▶ What you are asked to do:
Each line that holds the word "vorticity" counts once; report the total and nothing else.

═════ Task input ═════

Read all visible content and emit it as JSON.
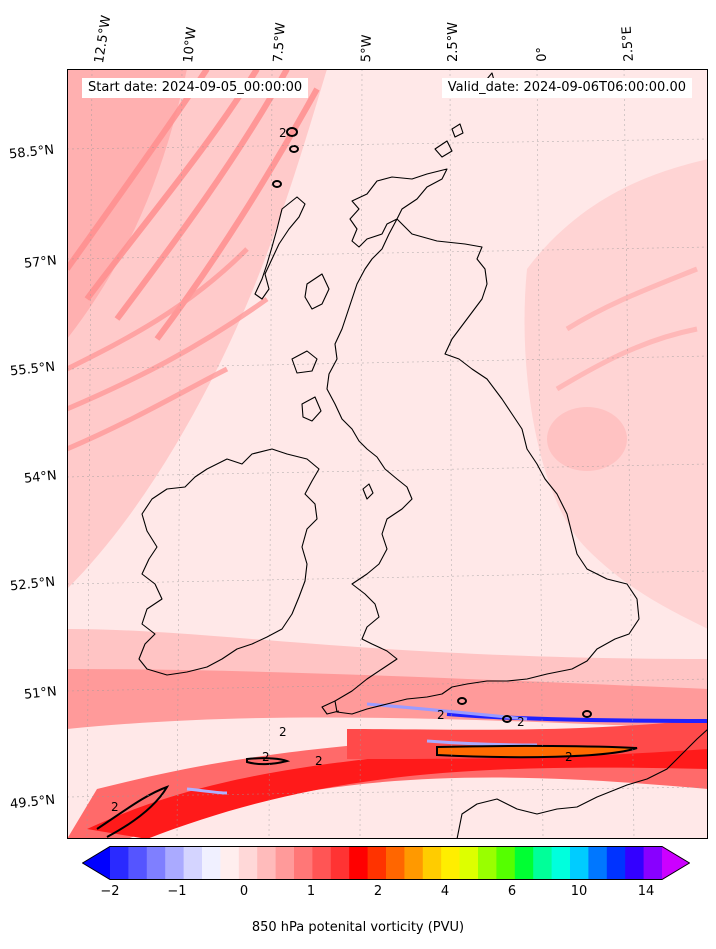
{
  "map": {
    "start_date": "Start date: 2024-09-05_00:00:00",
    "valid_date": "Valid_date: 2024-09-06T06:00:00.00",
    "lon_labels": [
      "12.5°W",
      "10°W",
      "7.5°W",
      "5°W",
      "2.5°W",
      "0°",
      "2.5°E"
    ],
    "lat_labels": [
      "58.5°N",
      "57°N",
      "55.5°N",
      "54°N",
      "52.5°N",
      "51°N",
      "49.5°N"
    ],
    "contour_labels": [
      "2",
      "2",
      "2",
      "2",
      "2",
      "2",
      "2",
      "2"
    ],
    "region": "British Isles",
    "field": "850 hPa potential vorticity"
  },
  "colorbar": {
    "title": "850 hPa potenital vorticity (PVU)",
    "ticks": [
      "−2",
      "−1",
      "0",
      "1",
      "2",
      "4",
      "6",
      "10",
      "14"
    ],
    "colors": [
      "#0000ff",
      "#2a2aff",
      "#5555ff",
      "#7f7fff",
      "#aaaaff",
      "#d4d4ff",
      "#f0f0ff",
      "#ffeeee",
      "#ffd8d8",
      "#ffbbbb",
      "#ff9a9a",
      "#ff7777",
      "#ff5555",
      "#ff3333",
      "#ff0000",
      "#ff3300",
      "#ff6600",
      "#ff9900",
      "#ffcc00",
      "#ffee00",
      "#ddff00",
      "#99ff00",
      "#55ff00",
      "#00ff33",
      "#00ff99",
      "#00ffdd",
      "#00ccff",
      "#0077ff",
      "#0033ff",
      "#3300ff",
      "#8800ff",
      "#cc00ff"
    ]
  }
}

═════

▶ Task result:
2